** START OF Dataset records **

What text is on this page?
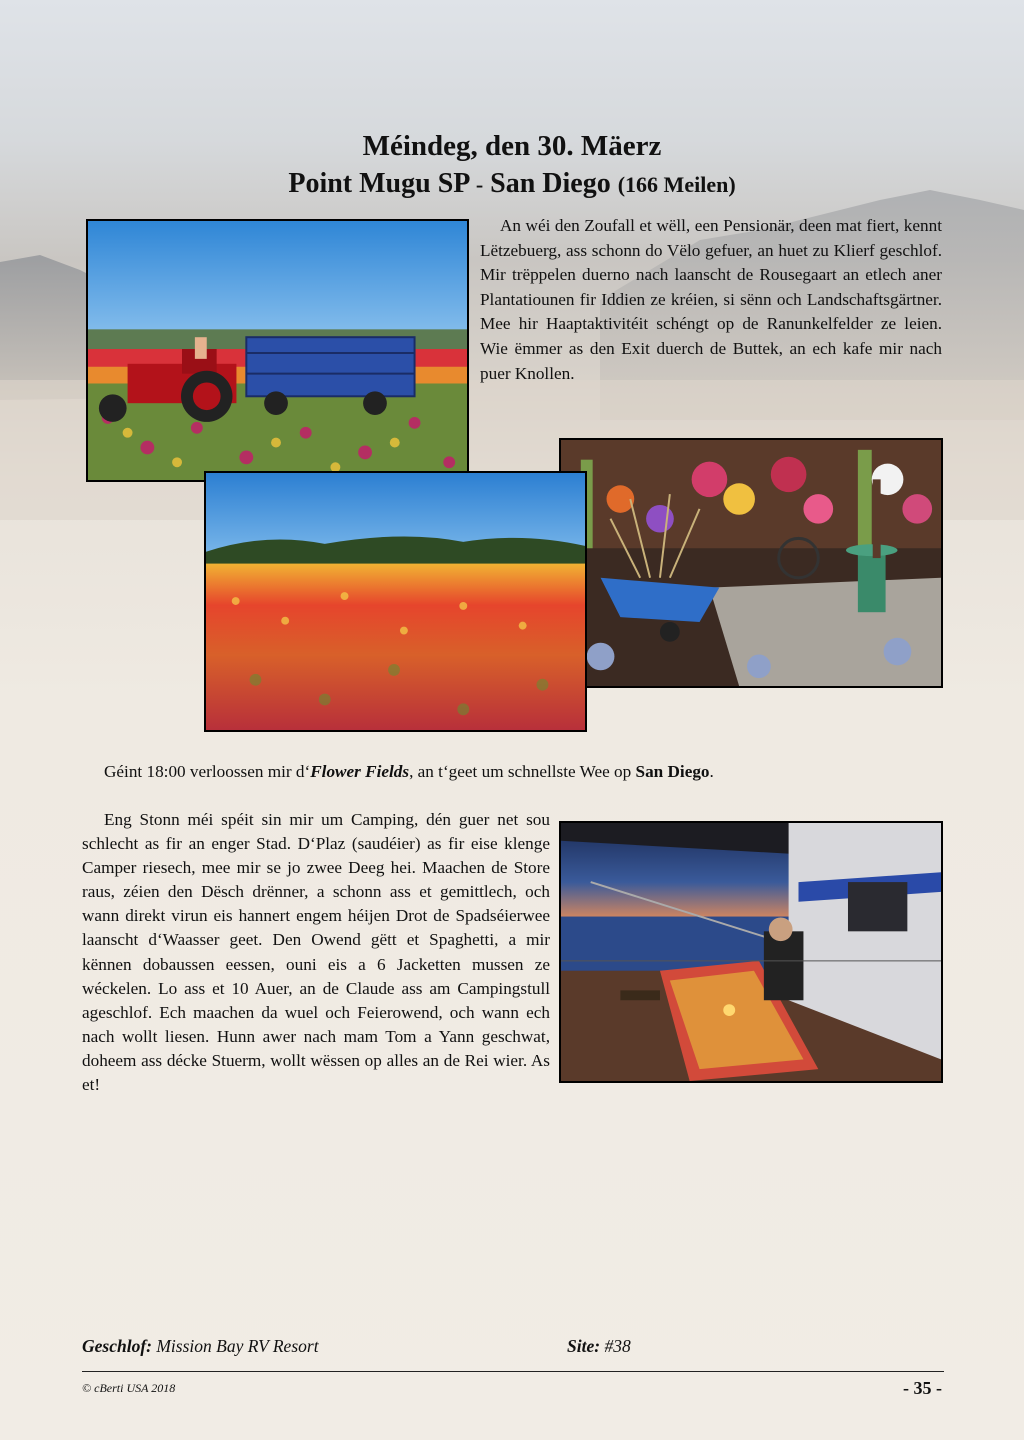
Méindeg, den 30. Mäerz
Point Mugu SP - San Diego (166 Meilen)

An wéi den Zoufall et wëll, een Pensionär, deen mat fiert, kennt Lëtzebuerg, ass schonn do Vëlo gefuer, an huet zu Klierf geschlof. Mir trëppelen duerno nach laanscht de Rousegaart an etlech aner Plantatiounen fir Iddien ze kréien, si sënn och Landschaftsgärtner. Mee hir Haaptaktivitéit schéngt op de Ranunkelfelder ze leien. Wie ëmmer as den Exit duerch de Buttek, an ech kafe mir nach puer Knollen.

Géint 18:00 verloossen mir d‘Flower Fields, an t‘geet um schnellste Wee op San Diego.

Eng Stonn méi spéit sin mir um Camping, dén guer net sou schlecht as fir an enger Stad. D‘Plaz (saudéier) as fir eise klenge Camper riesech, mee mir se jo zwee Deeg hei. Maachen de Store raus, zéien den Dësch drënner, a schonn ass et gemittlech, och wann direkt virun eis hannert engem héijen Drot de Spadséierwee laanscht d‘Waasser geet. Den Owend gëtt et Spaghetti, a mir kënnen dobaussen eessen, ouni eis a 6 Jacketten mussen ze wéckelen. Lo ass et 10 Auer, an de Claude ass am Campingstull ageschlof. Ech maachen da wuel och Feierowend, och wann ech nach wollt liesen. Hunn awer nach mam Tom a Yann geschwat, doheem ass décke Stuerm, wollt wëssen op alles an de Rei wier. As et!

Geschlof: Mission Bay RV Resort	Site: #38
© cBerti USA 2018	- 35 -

** END OF Dataset records **
** START OF Dataset records **

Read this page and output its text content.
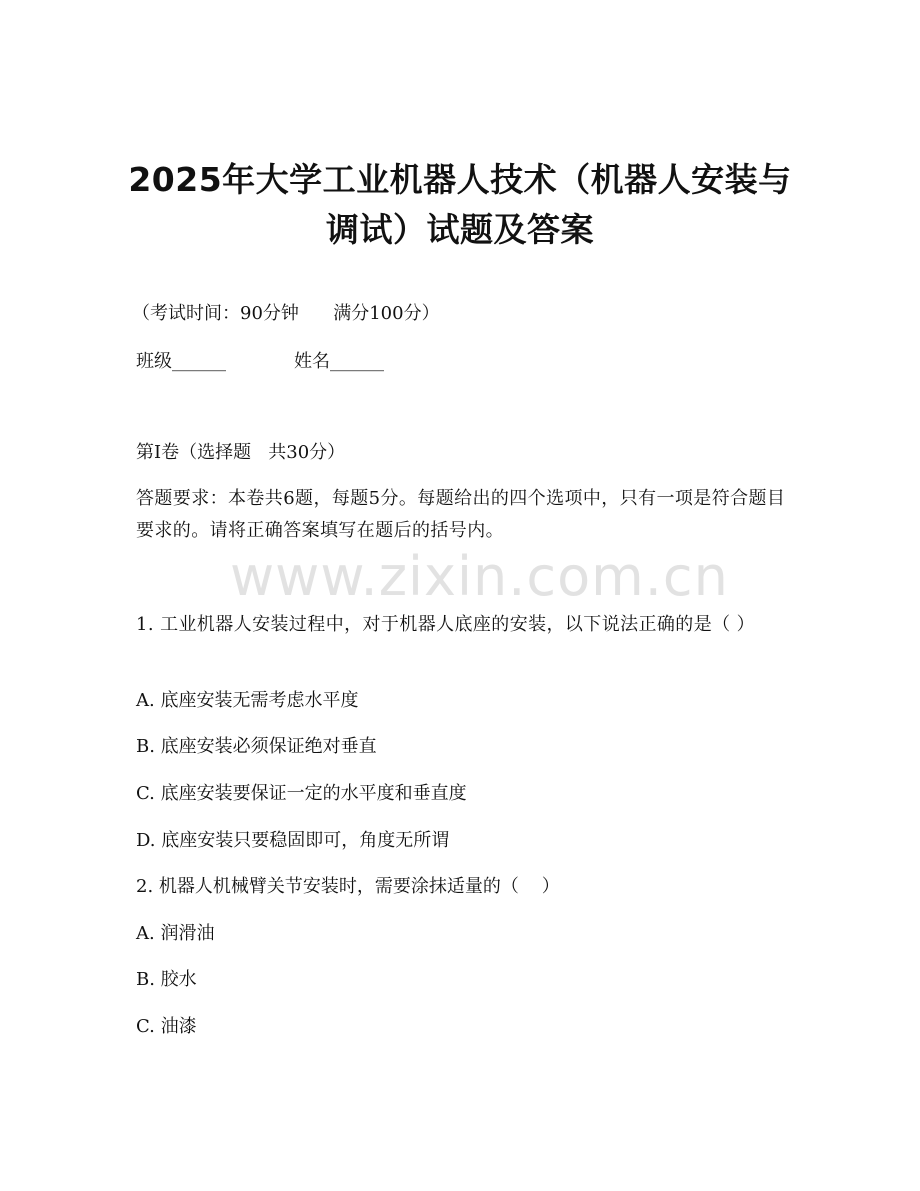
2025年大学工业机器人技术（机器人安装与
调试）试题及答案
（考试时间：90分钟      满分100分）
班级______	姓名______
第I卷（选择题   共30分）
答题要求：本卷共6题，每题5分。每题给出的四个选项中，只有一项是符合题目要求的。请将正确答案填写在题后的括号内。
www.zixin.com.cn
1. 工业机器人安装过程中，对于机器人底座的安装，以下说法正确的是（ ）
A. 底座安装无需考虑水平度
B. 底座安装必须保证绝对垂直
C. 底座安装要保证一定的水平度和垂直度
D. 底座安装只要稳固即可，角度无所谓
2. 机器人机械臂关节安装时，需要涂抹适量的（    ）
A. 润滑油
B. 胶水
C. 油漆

** END OF Dataset records **

Required task: In the entries above, identify every line with the word "laanscht". Copy those lines.

Task response:
An wéi den Zoufall et wëll, een Pensionär, deen mat fiert, kennt Lëtzebuerg, ass schonn do Vëlo gefuer, an huet zu Klierf geschlof. Mir trëppelen duerno nach laanscht de Rousegaart an etlech aner Plantatiounen fir Iddien ze kréien, si sënn och Landschaftsgärtner. Mee hir Haaptaktivitéit schéngt op de Ranunkelfelder ze leien. Wie ëmmer as den Exit duerch de Buttek, an ech kafe mir nach puer Knollen.
Eng Stonn méi spéit sin mir um Camping, dén guer net sou schlecht as fir an enger Stad. D‘Plaz (saudéier) as fir eise klenge Camper riesech, mee mir se jo zwee Deeg hei. Maachen de Store raus, zéien den Dësch drënner, a schonn ass et gemittlech, och wann direkt virun eis hannert engem héijen Drot de Spadséierwee laanscht d‘Waasser geet. Den Owend gëtt et Spaghetti, a mir kënnen dobaussen eessen, ouni eis a 6 Jacketten mussen ze wéckelen. Lo ass et 10 Auer, an de Claude ass am Campingstull ageschlof. Ech maachen da wuel och Feierowend, och wann ech nach wollt liesen. Hunn awer nach mam Tom a Yann geschwat, doheem ass décke Stuerm, wollt wëssen op alles an de Rei wier. As et!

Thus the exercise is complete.